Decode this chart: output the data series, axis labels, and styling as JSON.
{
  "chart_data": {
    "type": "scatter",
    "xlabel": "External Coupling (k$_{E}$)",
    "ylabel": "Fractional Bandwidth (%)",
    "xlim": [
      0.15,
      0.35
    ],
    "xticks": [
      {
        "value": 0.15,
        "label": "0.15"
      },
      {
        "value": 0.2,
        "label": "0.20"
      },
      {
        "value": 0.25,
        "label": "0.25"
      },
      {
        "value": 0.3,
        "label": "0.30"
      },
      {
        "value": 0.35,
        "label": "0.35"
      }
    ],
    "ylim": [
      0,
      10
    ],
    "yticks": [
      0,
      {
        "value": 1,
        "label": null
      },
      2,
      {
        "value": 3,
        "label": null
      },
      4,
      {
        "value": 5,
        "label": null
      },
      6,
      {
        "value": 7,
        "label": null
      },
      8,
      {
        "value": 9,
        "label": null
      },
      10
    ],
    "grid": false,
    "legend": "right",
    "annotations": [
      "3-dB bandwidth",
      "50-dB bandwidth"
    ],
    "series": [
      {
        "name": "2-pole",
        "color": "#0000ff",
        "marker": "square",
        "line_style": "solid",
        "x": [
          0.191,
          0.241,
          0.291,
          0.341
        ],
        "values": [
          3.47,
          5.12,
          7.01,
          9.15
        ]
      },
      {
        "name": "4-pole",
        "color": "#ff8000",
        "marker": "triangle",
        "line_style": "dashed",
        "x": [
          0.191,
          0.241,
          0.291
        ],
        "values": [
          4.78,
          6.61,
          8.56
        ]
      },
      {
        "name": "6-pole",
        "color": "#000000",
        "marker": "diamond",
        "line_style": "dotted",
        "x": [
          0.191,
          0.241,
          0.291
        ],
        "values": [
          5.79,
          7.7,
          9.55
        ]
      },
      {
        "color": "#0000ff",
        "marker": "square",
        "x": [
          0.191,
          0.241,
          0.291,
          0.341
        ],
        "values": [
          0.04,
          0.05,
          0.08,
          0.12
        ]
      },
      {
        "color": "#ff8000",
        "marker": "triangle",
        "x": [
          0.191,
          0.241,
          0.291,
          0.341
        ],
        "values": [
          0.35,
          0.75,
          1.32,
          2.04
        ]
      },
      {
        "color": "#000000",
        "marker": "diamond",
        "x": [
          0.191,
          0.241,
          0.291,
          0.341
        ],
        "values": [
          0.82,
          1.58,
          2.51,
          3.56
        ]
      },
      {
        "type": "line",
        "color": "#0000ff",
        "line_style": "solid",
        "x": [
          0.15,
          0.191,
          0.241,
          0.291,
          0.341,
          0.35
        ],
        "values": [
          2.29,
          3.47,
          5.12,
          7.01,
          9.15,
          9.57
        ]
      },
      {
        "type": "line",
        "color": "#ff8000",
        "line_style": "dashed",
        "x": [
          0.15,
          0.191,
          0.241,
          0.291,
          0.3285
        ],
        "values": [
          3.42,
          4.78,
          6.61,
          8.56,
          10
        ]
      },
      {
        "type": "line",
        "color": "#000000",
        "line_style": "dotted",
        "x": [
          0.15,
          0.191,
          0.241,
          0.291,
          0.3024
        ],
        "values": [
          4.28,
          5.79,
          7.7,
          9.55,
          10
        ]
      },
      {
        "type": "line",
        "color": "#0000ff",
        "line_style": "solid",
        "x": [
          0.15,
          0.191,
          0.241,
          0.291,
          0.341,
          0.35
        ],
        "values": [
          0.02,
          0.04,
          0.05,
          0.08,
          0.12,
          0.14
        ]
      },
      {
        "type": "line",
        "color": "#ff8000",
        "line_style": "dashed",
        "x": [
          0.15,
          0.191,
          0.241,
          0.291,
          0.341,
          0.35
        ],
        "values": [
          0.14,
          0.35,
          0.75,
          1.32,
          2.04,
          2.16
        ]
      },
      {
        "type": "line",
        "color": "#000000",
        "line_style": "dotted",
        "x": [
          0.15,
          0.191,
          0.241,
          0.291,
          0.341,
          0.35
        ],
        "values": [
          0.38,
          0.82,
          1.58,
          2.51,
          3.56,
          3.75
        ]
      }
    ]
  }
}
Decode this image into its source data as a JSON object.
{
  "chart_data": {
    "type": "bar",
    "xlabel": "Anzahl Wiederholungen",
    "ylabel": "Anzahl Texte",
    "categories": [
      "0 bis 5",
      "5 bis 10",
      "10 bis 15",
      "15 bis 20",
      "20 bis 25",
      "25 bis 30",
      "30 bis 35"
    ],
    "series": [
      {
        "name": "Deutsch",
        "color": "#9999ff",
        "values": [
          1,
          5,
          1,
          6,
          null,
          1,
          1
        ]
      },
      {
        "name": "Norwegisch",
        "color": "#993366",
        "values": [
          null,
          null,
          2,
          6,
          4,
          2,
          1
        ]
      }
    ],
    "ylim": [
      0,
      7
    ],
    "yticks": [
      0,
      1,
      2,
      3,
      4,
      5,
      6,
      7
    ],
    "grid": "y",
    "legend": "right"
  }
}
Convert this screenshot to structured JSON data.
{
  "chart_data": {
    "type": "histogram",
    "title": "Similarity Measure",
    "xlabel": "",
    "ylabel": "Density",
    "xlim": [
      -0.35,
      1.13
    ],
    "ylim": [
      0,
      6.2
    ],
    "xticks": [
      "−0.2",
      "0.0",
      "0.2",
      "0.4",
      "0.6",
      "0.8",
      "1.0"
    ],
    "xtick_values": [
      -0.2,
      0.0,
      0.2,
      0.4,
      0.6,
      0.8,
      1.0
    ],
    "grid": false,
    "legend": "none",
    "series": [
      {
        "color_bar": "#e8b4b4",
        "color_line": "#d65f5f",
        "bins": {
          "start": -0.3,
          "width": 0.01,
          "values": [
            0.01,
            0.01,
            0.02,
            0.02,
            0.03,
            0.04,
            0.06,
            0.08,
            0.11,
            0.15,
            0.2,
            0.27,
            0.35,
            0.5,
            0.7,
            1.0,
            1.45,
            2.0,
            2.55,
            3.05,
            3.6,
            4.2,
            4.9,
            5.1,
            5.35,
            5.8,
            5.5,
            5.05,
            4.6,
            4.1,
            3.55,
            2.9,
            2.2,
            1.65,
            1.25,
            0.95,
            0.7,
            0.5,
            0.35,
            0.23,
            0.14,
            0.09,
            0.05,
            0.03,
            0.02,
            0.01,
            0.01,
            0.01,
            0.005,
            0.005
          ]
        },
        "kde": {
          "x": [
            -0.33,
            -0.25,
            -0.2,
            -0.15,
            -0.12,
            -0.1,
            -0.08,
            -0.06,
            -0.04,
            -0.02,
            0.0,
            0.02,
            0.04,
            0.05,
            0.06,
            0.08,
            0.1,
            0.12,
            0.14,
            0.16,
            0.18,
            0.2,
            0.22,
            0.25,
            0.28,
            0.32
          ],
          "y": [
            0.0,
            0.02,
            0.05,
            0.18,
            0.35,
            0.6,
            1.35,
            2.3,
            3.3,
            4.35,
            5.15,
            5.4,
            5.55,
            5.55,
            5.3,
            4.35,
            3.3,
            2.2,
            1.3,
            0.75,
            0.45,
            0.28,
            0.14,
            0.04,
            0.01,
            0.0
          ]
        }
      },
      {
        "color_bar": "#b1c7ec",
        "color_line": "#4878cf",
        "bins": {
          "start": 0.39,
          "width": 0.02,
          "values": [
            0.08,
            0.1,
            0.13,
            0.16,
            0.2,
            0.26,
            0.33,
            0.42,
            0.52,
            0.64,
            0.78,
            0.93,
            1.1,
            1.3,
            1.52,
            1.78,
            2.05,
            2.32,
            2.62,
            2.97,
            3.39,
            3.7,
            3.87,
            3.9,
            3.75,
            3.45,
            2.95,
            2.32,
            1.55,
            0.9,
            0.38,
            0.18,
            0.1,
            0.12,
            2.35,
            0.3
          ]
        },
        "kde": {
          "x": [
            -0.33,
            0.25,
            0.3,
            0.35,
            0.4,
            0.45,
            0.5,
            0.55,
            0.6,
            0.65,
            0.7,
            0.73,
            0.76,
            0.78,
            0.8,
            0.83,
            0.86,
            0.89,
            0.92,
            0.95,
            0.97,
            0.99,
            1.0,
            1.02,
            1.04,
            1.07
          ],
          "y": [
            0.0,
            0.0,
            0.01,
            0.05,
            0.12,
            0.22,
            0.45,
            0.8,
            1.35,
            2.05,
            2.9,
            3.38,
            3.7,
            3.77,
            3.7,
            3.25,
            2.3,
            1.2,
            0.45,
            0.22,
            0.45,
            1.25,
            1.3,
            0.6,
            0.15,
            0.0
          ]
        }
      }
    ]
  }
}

= = = = =

### SET TASK
Search the data for "ylabel". Copy every matching line.

### FINAL ANSWER
    "ylabel": "Fractional Bandwidth (%)",
    "ylabel": "Anzahl Texte",
    "ylabel": "Density",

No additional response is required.